(Dataset records)
· · ·

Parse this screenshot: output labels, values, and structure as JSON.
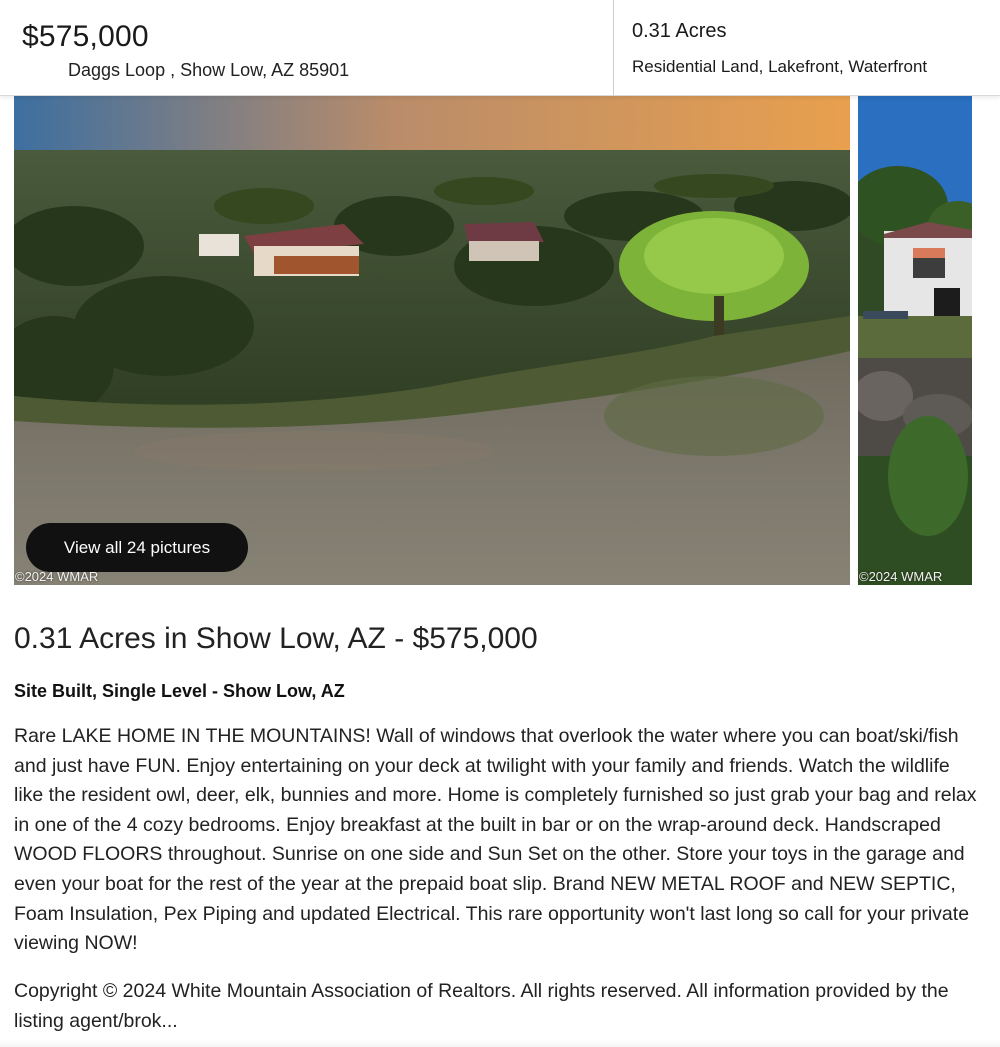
{
  "header": {
    "price": "$575,000",
    "address": "Daggs Loop , Show Low, AZ 85901",
    "acres": "0.31 Acres",
    "land_type": "Residential Land, Lakefront, Waterfront"
  },
  "gallery": {
    "view_all_label": "View all 24 pictures",
    "watermark_main": "©2024  WMAR",
    "watermark_side": "©2024  WMAR"
  },
  "listing": {
    "title": "0.31 Acres in Show Low, AZ - $575,000",
    "subtitle": "Site Built, Single Level - Show Low, AZ",
    "description": "Rare LAKE HOME IN THE MOUNTAINS! Wall of windows that overlook the water where you can boat/ski/fish and just have FUN. Enjoy entertaining on your deck at twilight with your family and friends. Watch the wildlife like the resident owl, deer, elk, bunnies and more. Home is completely furnished so just grab your bag and relax in one of the 4 cozy bedrooms. Enjoy breakfast at the built in bar or on the wrap-around deck. Handscraped WOOD FLOORS throughout. Sunrise on one side and Sun Set on the other. Store your toys in the garage and even your boat for the rest of the year at the prepaid boat slip. Brand NEW METAL ROOF and NEW SEPTIC, Foam Insulation, Pex Piping and updated Electrical. This rare opportunity won't last long so call for your private viewing NOW!",
    "copyright": "Copyright © 2024 White Mountain Association of Realtors. All rights reserved. All information provided by the listing agent/brok..."
  }
}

· · ·

• TASK DIRECTIONS: All lines in the data that contain the word "Acres" should be copied.

• FULL RESPONSE:
    "acres": "0.31 Acres",
    "title": "0.31 Acres in Show Low, AZ - $575,000",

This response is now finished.